SET EXERCISE
Every record should be copied exactly, except that pictures are to be omitted.

SUPPLIED MATERIAL
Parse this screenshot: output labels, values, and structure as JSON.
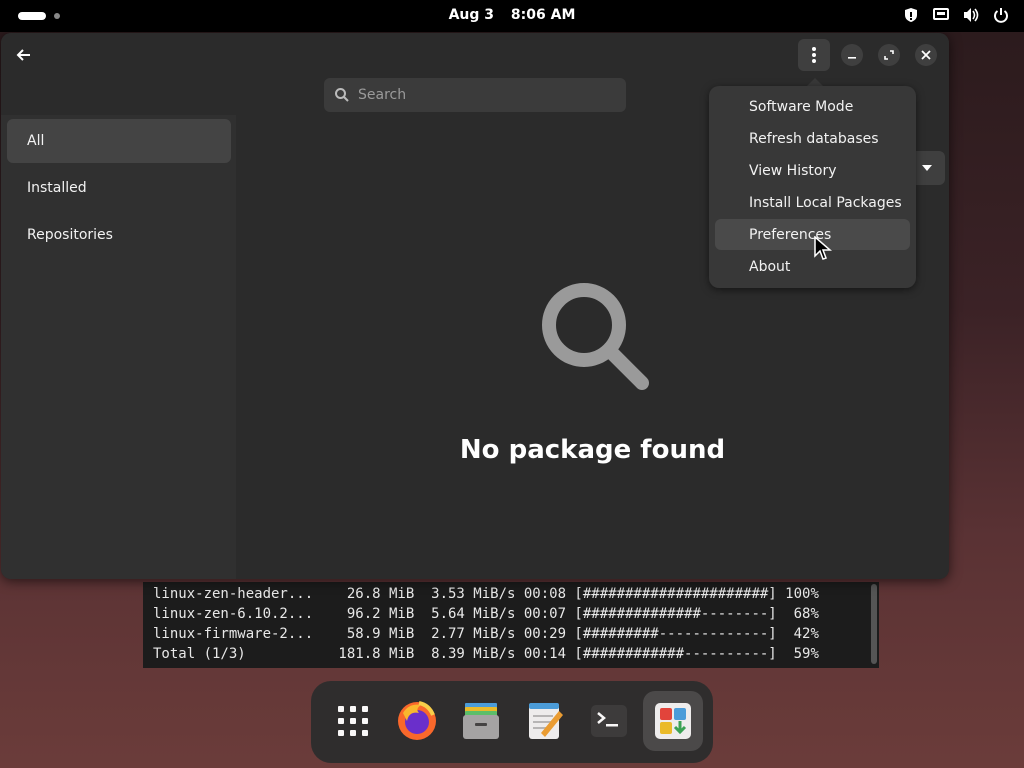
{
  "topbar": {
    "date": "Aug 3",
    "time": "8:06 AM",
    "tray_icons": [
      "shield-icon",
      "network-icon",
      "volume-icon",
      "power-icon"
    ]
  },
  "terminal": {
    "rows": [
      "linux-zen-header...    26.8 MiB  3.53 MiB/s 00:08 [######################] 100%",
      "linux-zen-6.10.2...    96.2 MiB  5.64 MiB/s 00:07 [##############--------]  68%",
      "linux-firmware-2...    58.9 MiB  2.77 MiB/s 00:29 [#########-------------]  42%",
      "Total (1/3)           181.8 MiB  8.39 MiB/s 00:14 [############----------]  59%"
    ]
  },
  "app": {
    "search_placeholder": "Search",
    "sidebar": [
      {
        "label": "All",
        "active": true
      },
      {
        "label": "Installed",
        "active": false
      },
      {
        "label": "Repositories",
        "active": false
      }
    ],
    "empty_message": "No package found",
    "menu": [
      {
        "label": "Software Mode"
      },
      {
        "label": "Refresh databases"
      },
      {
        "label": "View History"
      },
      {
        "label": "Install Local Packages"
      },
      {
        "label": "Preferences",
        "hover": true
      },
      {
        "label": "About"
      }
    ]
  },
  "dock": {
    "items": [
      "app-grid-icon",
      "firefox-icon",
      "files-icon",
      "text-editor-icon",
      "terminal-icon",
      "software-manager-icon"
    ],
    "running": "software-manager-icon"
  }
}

RESPONSE
Parse this screenshot: output labels, values, and structure as JSON.
{
  "topbar": {
    "date": "Aug 3",
    "time": "8:06 AM",
    "tray_icons": [
      "shield-icon",
      "network-icon",
      "volume-icon",
      "power-icon"
    ]
  },
  "terminal": {
    "rows": [
      "linux-zen-header...    26.8 MiB  3.53 MiB/s 00:08 [######################] 100%",
      "linux-zen-6.10.2...    96.2 MiB  5.64 MiB/s 00:07 [##############--------]  68%",
      "linux-firmware-2...    58.9 MiB  2.77 MiB/s 00:29 [#########-------------]  42%",
      "Total (1/3)           181.8 MiB  8.39 MiB/s 00:14 [############----------]  59%"
    ]
  },
  "app": {
    "search_placeholder": "Search",
    "sidebar": [
      {
        "label": "All",
        "active": true
      },
      {
        "label": "Installed",
        "active": false
      },
      {
        "label": "Repositories",
        "active": false
      }
    ],
    "empty_message": "No package found",
    "menu": [
      {
        "label": "Software Mode"
      },
      {
        "label": "Refresh databases"
      },
      {
        "label": "View History"
      },
      {
        "label": "Install Local Packages"
      },
      {
        "label": "Preferences",
        "hover": true
      },
      {
        "label": "About"
      }
    ]
  },
  "dock": {
    "items": [
      "app-grid-icon",
      "firefox-icon",
      "files-icon",
      "text-editor-icon",
      "terminal-icon",
      "software-manager-icon"
    ],
    "running": "software-manager-icon"
  }
}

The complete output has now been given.